▸ GIVEN TASK
Please return every line of the entries below that contains the string "arrow".

▸ Data records
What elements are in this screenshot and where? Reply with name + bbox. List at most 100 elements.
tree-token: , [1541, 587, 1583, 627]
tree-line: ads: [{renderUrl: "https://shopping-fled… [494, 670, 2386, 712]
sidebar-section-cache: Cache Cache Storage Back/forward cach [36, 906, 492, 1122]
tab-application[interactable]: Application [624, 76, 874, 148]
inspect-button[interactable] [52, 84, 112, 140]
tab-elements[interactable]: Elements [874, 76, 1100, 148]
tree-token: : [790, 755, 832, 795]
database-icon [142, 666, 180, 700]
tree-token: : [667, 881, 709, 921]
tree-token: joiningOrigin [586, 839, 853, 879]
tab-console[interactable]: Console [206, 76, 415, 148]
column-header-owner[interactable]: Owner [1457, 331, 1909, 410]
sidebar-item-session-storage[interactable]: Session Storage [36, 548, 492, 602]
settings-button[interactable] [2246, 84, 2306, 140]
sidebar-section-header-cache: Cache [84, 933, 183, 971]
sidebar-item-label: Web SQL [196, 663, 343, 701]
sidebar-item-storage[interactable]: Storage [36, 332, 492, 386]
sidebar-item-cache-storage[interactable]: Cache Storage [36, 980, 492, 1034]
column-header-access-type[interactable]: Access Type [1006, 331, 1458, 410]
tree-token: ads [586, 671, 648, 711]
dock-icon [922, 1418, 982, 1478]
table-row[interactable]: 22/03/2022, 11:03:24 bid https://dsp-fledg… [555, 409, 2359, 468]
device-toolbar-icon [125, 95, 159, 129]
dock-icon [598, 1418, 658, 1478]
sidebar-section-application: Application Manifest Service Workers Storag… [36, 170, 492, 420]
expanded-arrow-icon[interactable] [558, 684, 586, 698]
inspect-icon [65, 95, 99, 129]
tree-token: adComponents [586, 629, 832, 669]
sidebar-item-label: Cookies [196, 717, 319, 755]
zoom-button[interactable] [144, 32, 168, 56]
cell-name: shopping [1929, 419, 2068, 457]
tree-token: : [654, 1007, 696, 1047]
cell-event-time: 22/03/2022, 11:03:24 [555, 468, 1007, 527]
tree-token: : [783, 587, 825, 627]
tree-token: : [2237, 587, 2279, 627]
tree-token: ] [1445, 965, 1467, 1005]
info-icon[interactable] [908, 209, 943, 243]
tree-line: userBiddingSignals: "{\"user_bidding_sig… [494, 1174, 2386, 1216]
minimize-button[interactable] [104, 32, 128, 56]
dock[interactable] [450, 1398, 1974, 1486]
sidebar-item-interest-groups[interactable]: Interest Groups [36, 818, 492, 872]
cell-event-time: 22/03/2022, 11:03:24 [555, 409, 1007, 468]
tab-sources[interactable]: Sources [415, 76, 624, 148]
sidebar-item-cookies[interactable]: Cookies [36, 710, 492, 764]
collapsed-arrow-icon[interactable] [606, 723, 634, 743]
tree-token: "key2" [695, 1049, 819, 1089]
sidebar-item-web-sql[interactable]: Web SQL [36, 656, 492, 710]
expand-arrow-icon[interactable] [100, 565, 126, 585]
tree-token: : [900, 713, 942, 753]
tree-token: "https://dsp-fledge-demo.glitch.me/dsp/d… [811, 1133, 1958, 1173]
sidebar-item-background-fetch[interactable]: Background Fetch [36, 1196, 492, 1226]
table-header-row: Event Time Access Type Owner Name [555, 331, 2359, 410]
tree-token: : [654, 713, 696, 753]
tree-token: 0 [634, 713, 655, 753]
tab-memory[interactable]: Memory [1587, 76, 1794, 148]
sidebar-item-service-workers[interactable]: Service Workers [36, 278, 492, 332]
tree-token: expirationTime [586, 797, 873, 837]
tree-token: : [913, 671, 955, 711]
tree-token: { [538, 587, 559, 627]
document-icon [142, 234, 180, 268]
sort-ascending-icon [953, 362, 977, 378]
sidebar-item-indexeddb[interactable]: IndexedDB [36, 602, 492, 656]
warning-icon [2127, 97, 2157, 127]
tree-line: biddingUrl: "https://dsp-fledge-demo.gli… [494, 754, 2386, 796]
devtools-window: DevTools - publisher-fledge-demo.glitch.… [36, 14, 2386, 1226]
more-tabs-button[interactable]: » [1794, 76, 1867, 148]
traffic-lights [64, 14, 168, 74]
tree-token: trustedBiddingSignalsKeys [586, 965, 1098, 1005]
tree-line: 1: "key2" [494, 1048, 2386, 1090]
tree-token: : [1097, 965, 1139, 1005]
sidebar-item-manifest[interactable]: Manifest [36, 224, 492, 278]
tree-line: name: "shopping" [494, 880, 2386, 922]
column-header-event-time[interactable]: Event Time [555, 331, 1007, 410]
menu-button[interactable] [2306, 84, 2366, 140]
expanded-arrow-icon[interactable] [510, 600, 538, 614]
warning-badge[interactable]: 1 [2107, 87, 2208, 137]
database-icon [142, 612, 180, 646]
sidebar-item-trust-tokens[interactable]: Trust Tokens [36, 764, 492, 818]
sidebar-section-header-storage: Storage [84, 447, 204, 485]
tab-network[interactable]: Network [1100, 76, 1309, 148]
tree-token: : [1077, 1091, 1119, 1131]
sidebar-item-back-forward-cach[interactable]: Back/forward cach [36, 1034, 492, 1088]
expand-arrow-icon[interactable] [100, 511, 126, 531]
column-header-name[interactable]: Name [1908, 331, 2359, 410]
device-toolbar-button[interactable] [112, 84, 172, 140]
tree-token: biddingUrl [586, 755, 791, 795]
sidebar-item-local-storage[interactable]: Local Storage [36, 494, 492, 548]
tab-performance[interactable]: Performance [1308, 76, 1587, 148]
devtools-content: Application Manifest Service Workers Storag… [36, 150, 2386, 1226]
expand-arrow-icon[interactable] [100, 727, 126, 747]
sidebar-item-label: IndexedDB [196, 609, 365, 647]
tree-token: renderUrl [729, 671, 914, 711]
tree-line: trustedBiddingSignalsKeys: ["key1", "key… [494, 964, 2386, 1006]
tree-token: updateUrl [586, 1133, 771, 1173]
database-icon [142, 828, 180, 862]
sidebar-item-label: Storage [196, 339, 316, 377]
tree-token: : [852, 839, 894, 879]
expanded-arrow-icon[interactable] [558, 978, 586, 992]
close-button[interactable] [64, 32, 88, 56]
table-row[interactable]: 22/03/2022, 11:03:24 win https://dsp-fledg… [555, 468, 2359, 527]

▸ OUTPUT BELOW
expanded-arrow-icon[interactable] [558, 684, 586, 698]
collapsed-arrow-icon[interactable] [606, 723, 634, 743]
expand-arrow-icon[interactable] [100, 565, 126, 585]
expanded-arrow-icon[interactable] [510, 600, 538, 614]
expand-arrow-icon[interactable] [100, 511, 126, 531]
expand-arrow-icon[interactable] [100, 727, 126, 747]
expanded-arrow-icon[interactable] [558, 978, 586, 992]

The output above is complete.